_GOAL_: Print all the records exactly, please.
STORED DATA start
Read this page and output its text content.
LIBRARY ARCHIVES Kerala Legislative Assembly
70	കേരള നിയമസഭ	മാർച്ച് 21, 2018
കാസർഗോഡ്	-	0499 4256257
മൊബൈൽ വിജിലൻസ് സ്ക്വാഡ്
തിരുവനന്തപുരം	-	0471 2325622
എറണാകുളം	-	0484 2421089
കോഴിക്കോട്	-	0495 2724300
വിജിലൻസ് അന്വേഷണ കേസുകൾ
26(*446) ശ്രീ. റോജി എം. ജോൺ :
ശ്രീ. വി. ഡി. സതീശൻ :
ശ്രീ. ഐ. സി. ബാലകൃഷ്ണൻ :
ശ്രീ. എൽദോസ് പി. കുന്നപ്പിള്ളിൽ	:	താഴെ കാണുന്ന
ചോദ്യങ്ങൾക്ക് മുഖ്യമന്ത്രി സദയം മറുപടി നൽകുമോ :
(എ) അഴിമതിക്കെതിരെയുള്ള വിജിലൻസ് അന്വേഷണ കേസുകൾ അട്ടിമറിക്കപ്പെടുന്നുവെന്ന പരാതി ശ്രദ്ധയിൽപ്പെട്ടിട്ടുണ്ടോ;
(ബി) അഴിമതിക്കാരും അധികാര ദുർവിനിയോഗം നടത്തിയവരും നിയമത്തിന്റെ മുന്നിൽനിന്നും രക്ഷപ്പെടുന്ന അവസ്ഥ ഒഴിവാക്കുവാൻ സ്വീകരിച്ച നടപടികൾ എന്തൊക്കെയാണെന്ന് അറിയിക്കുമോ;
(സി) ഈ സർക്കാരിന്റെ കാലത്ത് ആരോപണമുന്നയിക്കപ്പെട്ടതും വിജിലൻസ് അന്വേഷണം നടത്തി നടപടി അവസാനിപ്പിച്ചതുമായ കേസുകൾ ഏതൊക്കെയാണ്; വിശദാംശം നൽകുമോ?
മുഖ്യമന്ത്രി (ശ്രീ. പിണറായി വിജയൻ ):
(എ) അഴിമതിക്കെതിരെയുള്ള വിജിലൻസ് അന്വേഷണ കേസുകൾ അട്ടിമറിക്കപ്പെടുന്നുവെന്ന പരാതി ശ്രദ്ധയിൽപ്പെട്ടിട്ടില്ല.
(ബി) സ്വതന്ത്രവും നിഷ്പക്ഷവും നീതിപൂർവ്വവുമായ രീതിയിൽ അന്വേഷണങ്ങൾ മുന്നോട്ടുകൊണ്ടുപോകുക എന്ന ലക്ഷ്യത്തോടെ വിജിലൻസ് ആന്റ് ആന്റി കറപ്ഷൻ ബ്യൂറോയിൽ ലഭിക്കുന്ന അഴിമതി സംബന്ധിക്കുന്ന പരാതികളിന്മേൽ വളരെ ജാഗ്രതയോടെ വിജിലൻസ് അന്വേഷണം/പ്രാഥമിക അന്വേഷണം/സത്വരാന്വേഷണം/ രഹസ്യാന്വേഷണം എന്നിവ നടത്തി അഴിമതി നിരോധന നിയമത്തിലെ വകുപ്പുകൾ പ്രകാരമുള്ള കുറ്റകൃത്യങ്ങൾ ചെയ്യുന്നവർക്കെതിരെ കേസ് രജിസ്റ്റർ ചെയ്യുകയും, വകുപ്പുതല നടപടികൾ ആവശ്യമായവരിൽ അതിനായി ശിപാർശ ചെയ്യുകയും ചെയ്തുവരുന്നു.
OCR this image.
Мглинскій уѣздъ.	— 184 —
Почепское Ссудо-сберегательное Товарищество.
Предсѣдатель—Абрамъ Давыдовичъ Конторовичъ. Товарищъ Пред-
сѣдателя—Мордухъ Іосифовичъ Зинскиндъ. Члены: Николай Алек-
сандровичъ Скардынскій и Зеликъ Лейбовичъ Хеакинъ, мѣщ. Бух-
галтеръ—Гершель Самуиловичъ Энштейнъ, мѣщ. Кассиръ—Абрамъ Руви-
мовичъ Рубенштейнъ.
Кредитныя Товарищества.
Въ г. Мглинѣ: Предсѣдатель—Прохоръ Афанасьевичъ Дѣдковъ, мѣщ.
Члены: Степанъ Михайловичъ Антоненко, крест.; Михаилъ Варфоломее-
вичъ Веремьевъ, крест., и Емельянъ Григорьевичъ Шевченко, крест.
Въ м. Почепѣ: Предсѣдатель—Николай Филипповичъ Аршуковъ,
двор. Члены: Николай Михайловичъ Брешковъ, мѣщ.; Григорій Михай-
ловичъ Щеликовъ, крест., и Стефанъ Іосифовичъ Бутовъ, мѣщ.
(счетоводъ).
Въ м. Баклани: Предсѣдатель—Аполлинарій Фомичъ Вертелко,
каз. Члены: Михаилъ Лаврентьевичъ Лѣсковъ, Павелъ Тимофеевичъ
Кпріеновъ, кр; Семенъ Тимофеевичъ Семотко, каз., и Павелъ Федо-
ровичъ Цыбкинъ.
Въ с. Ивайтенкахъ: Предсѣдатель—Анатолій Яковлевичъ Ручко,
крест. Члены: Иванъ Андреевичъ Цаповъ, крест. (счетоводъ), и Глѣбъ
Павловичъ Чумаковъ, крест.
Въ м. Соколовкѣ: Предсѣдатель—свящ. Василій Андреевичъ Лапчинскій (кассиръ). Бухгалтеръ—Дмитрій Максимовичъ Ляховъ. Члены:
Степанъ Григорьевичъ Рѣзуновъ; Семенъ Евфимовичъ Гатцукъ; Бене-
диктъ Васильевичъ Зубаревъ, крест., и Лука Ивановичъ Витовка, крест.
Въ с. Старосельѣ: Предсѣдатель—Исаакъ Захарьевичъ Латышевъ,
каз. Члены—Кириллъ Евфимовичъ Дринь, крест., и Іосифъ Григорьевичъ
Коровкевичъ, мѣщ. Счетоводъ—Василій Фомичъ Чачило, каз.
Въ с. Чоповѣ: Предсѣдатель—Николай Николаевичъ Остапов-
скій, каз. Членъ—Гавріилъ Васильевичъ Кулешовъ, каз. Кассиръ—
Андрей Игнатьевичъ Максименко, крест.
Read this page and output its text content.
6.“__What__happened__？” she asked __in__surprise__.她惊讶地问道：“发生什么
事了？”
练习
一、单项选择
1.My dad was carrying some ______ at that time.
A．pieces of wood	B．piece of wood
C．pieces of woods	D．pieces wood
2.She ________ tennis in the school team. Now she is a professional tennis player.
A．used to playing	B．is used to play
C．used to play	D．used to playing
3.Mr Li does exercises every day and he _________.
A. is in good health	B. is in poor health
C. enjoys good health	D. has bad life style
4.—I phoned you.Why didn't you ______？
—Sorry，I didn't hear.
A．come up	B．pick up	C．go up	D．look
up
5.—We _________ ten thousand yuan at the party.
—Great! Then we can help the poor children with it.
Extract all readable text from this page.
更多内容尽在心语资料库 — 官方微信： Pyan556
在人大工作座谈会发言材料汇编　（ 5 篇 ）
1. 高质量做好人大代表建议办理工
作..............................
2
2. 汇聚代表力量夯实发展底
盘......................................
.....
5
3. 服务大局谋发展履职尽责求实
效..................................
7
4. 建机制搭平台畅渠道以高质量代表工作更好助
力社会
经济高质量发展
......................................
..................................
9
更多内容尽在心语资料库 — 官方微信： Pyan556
STORED DATA end
_RESULT_:
Read this page and output its text content.
LIBRARY ARCHIVES Kerala Legislative Assembly
70	കേരള നിയമസഭ	മാർച്ച് 21, 2018
കാസർഗോഡ്	-	0499 4256257
മൊബൈൽ വിജിലൻസ് സ്ക്വാഡ്
തിരുവനന്തപുരം	-	0471 2325622
എറണാകുളം	-	0484 2421089
കോഴിക്കോട്	-	0495 2724300
വിജിലൻസ് അന്വേഷണ കേസുകൾ
26(*446) ശ്രീ. റോജി എം. ജോൺ :
ശ്രീ. വി. ഡി. സതീശൻ :
ശ്രീ. ഐ. സി. ബാലകൃഷ്ണൻ :
ശ്രീ. എൽദോസ് പി. കുന്നപ്പിള്ളിൽ	:	താഴെ കാണുന്ന
ചോദ്യങ്ങൾക്ക് മുഖ്യമന്ത്രി സദയം മറുപടി നൽകുമോ :
(എ) അഴിമതിക്കെതിരെയുള്ള വിജിലൻസ് അന്വേഷണ കേസുകൾ അട്ടിമറിക്കപ്പെടുന്നുവെന്ന പരാതി ശ്രദ്ധയിൽപ്പെട്ടിട്ടുണ്ടോ;
(ബി) അഴിമതിക്കാരും അധികാര ദുർവിനിയോഗം നടത്തിയവരും നിയമത്തിന്റെ മുന്നിൽനിന്നും രക്ഷപ്പെടുന്ന അവസ്ഥ ഒഴിവാക്കുവാൻ സ്വീകരിച്ച നടപടികൾ എന്തൊക്കെയാണെന്ന് അറിയിക്കുമോ;
(സി) ഈ സർക്കാരിന്റെ കാലത്ത് ആരോപണമുന്നയിക്കപ്പെട്ടതും വിജിലൻസ് അന്വേഷണം നടത്തി നടപടി അവസാനിപ്പിച്ചതുമായ കേസുകൾ ഏതൊക്കെയാണ്; വിശദാംശം നൽകുമോ?
മുഖ്യമന്ത്രി (ശ്രീ. പിണറായി വിജയൻ ):
(എ) അഴിമതിക്കെതിരെയുള്ള വിജിലൻസ് അന്വേഷണ കേസുകൾ അട്ടിമറിക്കപ്പെടുന്നുവെന്ന പരാതി ശ്രദ്ധയിൽപ്പെട്ടിട്ടില്ല.
(ബി) സ്വതന്ത്രവും നിഷ്പക്ഷവും നീതിപൂർവ്വവുമായ രീതിയിൽ അന്വേഷണങ്ങൾ മുന്നോട്ടുകൊണ്ടുപോകുക എന്ന ലക്ഷ്യത്തോടെ വിജിലൻസ് ആന്റ് ആന്റി കറപ്ഷൻ ബ്യൂറോയിൽ ലഭിക്കുന്ന അഴിമതി സംബന്ധിക്കുന്ന പരാതികളിന്മേൽ വളരെ ജാഗ്രതയോടെ വിജിലൻസ് അന്വേഷണം/പ്രാഥമിക അന്വേഷണം/സത്വരാന്വേഷണം/ രഹസ്യാന്വേഷണം എന്നിവ നടത്തി അഴിമതി നിരോധന നിയമത്തിലെ വകുപ്പുകൾ പ്രകാരമുള്ള കുറ്റകൃത്യങ്ങൾ ചെയ്യുന്നവർക്കെതിരെ കേസ് രജിസ്റ്റർ ചെയ്യുകയും, വകുപ്പുതല നടപടികൾ ആവശ്യമായവരിൽ അതിനായി ശിപാർശ ചെയ്യുകയും ചെയ്തുവരുന്നു.
OCR this image.
Мглинскій уѣздъ.	— 184 —
Почепское Ссудо-сберегательное Товарищество.
Предсѣдатель—Абрамъ Давыдовичъ Конторовичъ. Товарищъ Пред-
сѣдателя—Мордухъ Іосифовичъ Зинскиндъ. Члены: Николай Алек-
сандровичъ Скардынскій и Зеликъ Лейбовичъ Хеакинъ, мѣщ. Бух-
галтеръ—Гершель Самуиловичъ Энштейнъ, мѣщ. Кассиръ—Абрамъ Руви-
мовичъ Рубенштейнъ.
Кредитныя Товарищества.
Въ г. Мглинѣ: Предсѣдатель—Прохоръ Афанасьевичъ Дѣдковъ, мѣщ.
Члены: Степанъ Михайловичъ Антоненко, крест.; Михаилъ Варфоломее-
вичъ Веремьевъ, крест., и Емельянъ Григорьевичъ Шевченко, крест.
Въ м. Почепѣ: Предсѣдатель—Николай Филипповичъ Аршуковъ,
двор. Члены: Николай Михайловичъ Брешковъ, мѣщ.; Григорій Михай-
ловичъ Щеликовъ, крест., и Стефанъ Іосифовичъ Бутовъ, мѣщ.
(счетоводъ).
Въ м. Баклани: Предсѣдатель—Аполлинарій Фомичъ Вертелко,
каз. Члены: Михаилъ Лаврентьевичъ Лѣсковъ, Павелъ Тимофеевичъ
Кпріеновъ, кр; Семенъ Тимофеевичъ Семотко, каз., и Павелъ Федо-
ровичъ Цыбкинъ.
Въ с. Ивайтенкахъ: Предсѣдатель—Анатолій Яковлевичъ Ручко,
крест. Члены: Иванъ Андреевичъ Цаповъ, крест. (счетоводъ), и Глѣбъ
Павловичъ Чумаковъ, крест.
Въ м. Соколовкѣ: Предсѣдатель—свящ. Василій Андреевичъ Лапчинскій (кассиръ). Бухгалтеръ—Дмитрій Максимовичъ Ляховъ. Члены:
Степанъ Григорьевичъ Рѣзуновъ; Семенъ Евфимовичъ Гатцукъ; Бене-
диктъ Васильевичъ Зубаревъ, крест., и Лука Ивановичъ Витовка, крест.
Въ с. Старосельѣ: Предсѣдатель—Исаакъ Захарьевичъ Латышевъ,
каз. Члены—Кириллъ Евфимовичъ Дринь, крест., и Іосифъ Григорьевичъ
Коровкевичъ, мѣщ. Счетоводъ—Василій Фомичъ Чачило, каз.
Въ с. Чоповѣ: Предсѣдатель—Николай Николаевичъ Остапов-
скій, каз. Членъ—Гавріилъ Васильевичъ Кулешовъ, каз. Кассиръ—
Андрей Игнатьевичъ Максименко, крест.
Read this page and output its text content.
6.“__What__happened__？” she asked __in__surprise__.她惊讶地问道：“发生什么
事了？”
练习
一、单项选择
1.My dad was carrying some ______ at that time.
A．pieces of wood	B．piece of wood
C．pieces of woods	D．pieces wood
2.She ________ tennis in the school team. Now she is a professional tennis player.
A．used to playing	B．is used to play
C．used to play	D．used to playing
3.Mr Li does exercises every day and he _________.
A. is in good health	B. is in poor health
C. enjoys good health	D. has bad life style
4.—I phoned you.Why didn't you ______？
—Sorry，I didn't hear.
A．come up	B．pick up	C．go up	D．look
up
5.—We _________ ten thousand yuan at the party.
—Great! Then we can help the poor children with it.
Extract all readable text from this page.
更多内容尽在心语资料库 — 官方微信： Pyan556
在人大工作座谈会发言材料汇编　（ 5 篇 ）
1. 高质量做好人大代表建议办理工
作..............................
2
2. 汇聚代表力量夯实发展底
盘......................................
.....
5
3. 服务大局谋发展履职尽责求实
效..................................
7
4. 建机制搭平台畅渠道以高质量代表工作更好助
力社会
经济高质量发展
......................................
..................................
9
更多内容尽在心语资料库 — 官方微信： Pyan556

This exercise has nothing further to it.